* [PROBLEM] Filter the records below for the word "handle". Copy each line that holds it.

Dataset records:
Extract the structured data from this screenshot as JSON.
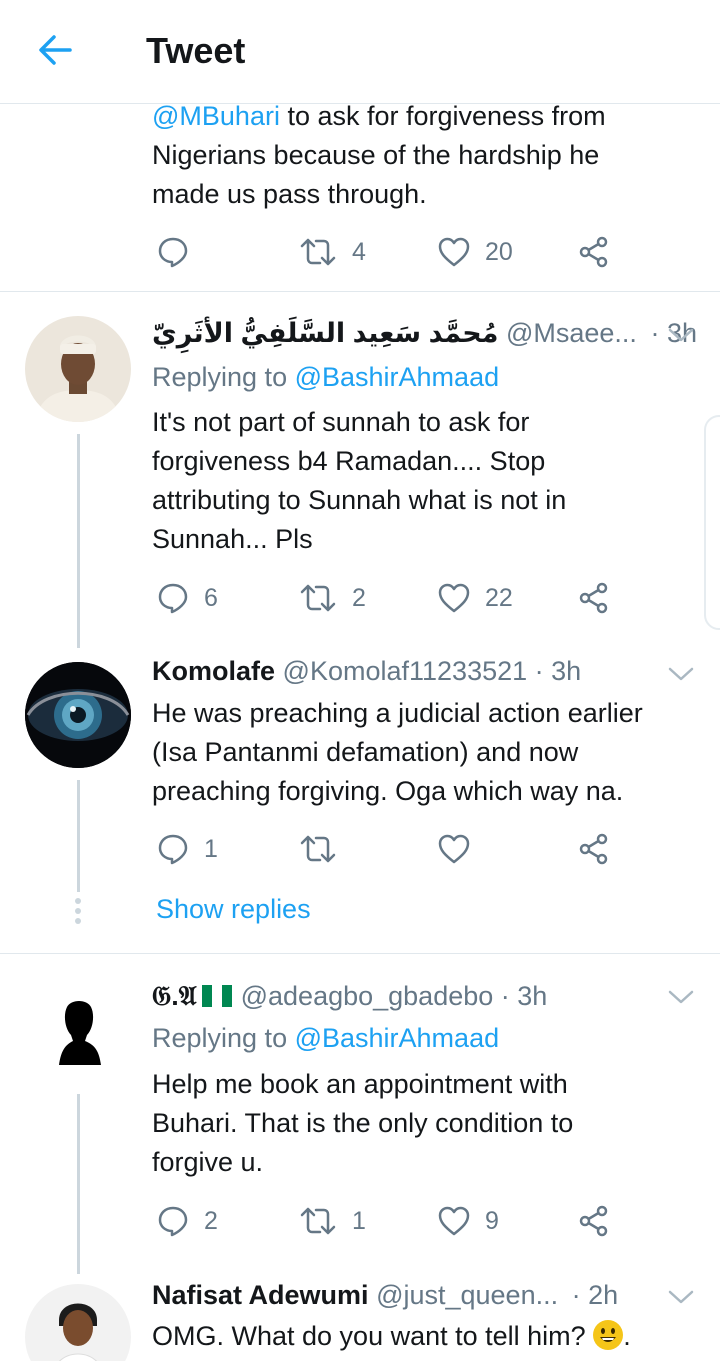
{
  "header": {
    "title": "Tweet"
  },
  "top_tweet": {
    "mention": "@MBuhari",
    "text_rest_line1": " to ask for forgiveness from",
    "text_line2": "Nigerians because of the hardship he",
    "text_line3": "made us pass through.",
    "retweets": "4",
    "likes": "20"
  },
  "replies": [
    {
      "name": "مُحمَّد سَعِيد السَّلَفِيُّ الأثَرِيّ",
      "handle": "@Msaee...",
      "time": "· 3h",
      "replying_label": "Replying to ",
      "replying_to": "@BashirAhmaad",
      "lines": [
        "It's not part of sunnah to ask for",
        "forgiveness b4 Ramadan.... Stop",
        "attributing to Sunnah what is not in",
        "Sunnah... Pls"
      ],
      "replies": "6",
      "retweets": "2",
      "likes": "22"
    },
    {
      "name": "Komolafe",
      "handle": "@Komolaf11233521",
      "time": "· 3h",
      "lines": [
        "He was preaching a judicial action earlier",
        "(Isa Pantanmi defamation) and now",
        "preaching forgiving. Oga which way na."
      ],
      "replies": "1",
      "retweets": "",
      "likes": "",
      "show_replies": "Show replies"
    },
    {
      "name": "𝔊.𝔄",
      "handle": "@adeagbo_gbadebo",
      "time": "· 3h",
      "replying_label": "Replying to ",
      "replying_to": "@BashirAhmaad",
      "lines": [
        "Help me book an appointment with",
        "Buhari. That is the only  condition to",
        "forgive u."
      ],
      "replies": "2",
      "retweets": "1",
      "likes": "9"
    },
    {
      "name": "Nafisat Adewumi",
      "handle": "@just_queen...",
      "time": "· 2h",
      "lines": [
        "OMG. What do you want to tell him?"
      ]
    }
  ],
  "colors": {
    "accent": "#1da1f2",
    "muted": "#657786",
    "text": "#14171a",
    "divider": "#e1e8ed"
  }
}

* [WRITTEN RESPONSE]
      "handle": "@Msaee...",
      "handle": "@Komolaf11233521",
      "handle": "@adeagbo_gbadebo",
      "handle": "@just_queen...",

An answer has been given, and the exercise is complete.